-- RECORDED INFORMATION start --

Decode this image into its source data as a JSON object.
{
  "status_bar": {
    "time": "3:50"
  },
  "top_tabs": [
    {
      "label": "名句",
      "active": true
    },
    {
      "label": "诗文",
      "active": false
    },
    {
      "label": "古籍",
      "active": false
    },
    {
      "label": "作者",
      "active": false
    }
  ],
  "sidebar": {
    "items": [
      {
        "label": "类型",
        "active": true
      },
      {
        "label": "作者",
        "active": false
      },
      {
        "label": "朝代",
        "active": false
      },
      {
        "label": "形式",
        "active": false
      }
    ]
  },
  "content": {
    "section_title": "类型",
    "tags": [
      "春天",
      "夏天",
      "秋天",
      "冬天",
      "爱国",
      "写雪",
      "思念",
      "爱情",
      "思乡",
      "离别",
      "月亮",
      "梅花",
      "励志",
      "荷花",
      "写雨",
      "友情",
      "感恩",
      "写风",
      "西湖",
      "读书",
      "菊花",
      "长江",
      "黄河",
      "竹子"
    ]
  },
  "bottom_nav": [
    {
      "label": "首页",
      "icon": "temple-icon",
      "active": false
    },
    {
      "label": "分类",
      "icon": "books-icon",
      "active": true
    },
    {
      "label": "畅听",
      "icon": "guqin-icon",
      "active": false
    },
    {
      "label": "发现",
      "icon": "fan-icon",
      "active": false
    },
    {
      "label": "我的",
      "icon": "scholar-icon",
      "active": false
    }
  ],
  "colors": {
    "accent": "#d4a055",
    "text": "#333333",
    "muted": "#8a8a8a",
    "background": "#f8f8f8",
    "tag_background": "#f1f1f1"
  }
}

-- RECORDED INFORMATION end --

# [WHAT YOU HAVE TO DO]
Please quote the records above exactly, without skipping a line.

# [SOLVED EXERCISE]
Decode this image into its source data as a JSON object.
{
  "status_bar": {
    "time": "3:50"
  },
  "top_tabs": [
    {
      "label": "名句",
      "active": true
    },
    {
      "label": "诗文",
      "active": false
    },
    {
      "label": "古籍",
      "active": false
    },
    {
      "label": "作者",
      "active": false
    }
  ],
  "sidebar": {
    "items": [
      {
        "label": "类型",
        "active": true
      },
      {
        "label": "作者",
        "active": false
      },
      {
        "label": "朝代",
        "active": false
      },
      {
        "label": "形式",
        "active": false
      }
    ]
  },
  "content": {
    "section_title": "类型",
    "tags": [
      "春天",
      "夏天",
      "秋天",
      "冬天",
      "爱国",
      "写雪",
      "思念",
      "爱情",
      "思乡",
      "离别",
      "月亮",
      "梅花",
      "励志",
      "荷花",
      "写雨",
      "友情",
      "感恩",
      "写风",
      "西湖",
      "读书",
      "菊花",
      "长江",
      "黄河",
      "竹子"
    ]
  },
  "bottom_nav": [
    {
      "label": "首页",
      "icon": "temple-icon",
      "active": false
    },
    {
      "label": "分类",
      "icon": "books-icon",
      "active": true
    },
    {
      "label": "畅听",
      "icon": "guqin-icon",
      "active": false
    },
    {
      "label": "发现",
      "icon": "fan-icon",
      "active": false
    },
    {
      "label": "我的",
      "icon": "scholar-icon",
      "active": false
    }
  ],
  "colors": {
    "accent": "#d4a055",
    "text": "#333333",
    "muted": "#8a8a8a",
    "background": "#f8f8f8",
    "tag_background": "#f1f1f1"
  }
}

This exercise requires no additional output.